= THE TASK =
Find the word "text" in the listing; pull out each line holding it.

= INPUT DATA =
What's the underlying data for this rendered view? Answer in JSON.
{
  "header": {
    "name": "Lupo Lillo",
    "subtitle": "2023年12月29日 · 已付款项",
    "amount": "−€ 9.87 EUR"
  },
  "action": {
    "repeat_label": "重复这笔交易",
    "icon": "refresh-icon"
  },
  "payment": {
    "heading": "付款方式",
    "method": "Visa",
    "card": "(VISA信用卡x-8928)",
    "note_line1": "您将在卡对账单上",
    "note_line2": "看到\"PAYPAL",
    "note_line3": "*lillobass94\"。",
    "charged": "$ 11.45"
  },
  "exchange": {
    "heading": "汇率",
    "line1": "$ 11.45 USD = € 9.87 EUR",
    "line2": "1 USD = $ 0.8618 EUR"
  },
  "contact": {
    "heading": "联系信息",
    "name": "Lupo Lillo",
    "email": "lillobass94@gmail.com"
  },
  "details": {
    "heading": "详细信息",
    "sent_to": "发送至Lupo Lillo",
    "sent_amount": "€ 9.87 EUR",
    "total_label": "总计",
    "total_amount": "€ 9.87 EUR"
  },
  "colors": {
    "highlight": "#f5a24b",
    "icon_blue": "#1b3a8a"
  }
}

==

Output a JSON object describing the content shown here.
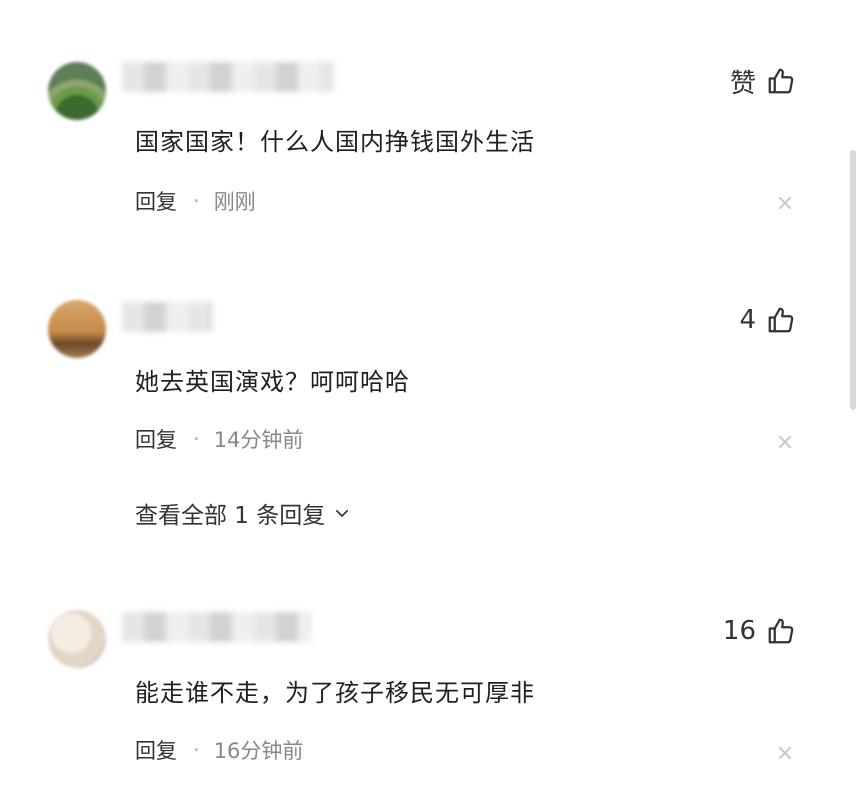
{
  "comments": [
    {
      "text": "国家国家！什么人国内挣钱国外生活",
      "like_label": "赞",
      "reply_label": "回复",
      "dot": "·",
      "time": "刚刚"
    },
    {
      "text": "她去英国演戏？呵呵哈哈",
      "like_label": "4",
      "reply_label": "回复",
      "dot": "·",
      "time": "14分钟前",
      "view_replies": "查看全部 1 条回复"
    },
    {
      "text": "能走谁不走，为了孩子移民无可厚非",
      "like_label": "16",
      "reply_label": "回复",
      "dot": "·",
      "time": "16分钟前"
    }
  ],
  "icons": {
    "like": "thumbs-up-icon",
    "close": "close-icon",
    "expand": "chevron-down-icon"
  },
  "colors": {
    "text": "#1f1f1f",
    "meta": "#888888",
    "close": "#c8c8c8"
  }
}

= REPLY =
      "text": "国家国家！什么人国内挣钱国外生活",
      "text": "她去英国演戏？呵呵哈哈",
      "text": "能走谁不走，为了孩子移民无可厚非",
    "text": "#1f1f1f",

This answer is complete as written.